# ROWS

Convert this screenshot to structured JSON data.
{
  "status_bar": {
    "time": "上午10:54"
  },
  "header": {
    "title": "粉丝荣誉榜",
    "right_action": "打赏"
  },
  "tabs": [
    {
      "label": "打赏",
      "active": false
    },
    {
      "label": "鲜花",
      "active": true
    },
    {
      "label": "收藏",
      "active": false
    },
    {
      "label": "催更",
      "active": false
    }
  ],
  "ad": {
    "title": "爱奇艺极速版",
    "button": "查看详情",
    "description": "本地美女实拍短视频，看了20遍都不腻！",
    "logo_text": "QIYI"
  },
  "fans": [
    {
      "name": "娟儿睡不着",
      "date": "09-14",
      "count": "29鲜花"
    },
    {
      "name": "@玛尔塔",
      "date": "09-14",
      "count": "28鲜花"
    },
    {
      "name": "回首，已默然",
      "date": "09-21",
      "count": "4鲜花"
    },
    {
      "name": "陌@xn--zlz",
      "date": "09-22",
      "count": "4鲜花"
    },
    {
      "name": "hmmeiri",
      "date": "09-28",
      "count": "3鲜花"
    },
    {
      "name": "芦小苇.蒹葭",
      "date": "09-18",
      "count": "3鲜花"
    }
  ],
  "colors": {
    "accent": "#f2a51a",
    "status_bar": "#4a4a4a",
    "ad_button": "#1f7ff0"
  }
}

* * *

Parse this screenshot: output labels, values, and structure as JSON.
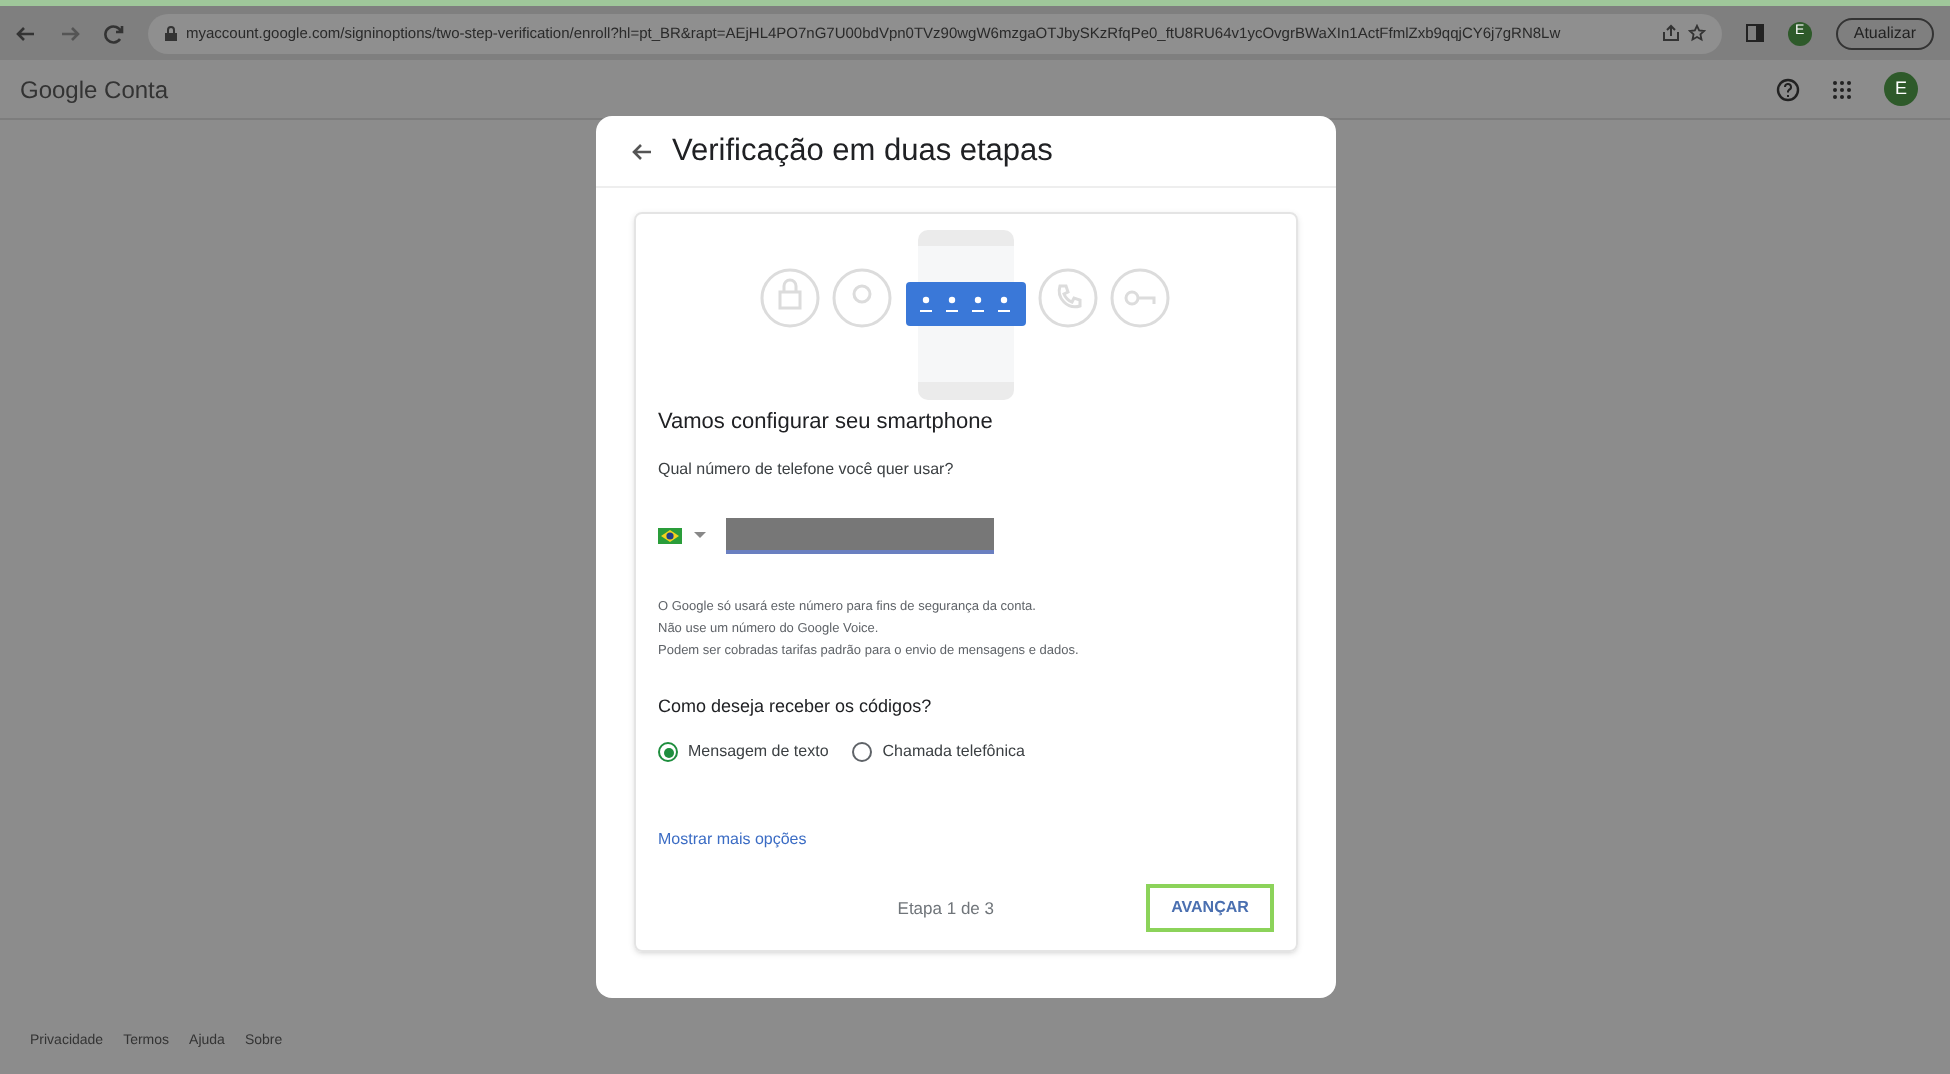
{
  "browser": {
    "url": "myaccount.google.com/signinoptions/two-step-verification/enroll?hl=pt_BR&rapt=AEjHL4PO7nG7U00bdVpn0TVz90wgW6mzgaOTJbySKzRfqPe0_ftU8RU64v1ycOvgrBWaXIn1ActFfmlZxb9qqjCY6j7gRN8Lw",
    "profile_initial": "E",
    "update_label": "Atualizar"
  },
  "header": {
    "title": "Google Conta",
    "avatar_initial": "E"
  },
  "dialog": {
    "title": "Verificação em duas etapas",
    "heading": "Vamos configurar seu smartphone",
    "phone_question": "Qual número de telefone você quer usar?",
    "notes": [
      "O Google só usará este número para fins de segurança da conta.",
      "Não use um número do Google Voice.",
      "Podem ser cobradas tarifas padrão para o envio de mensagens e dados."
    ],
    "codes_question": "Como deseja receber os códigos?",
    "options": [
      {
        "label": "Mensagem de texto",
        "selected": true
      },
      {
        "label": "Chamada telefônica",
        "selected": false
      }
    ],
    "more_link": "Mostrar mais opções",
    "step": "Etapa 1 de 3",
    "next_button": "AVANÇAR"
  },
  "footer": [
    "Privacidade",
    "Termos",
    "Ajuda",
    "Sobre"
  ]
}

# PROBLEM TO SOLVE
From the material above, gather all lines that include the string "para" and copy them.

# WRITTEN RESPONSE
      "O Google só usará este número para fins de segurança da conta.",
      "Podem ser cobradas tarifas padrão para o envio de mensagens e dados."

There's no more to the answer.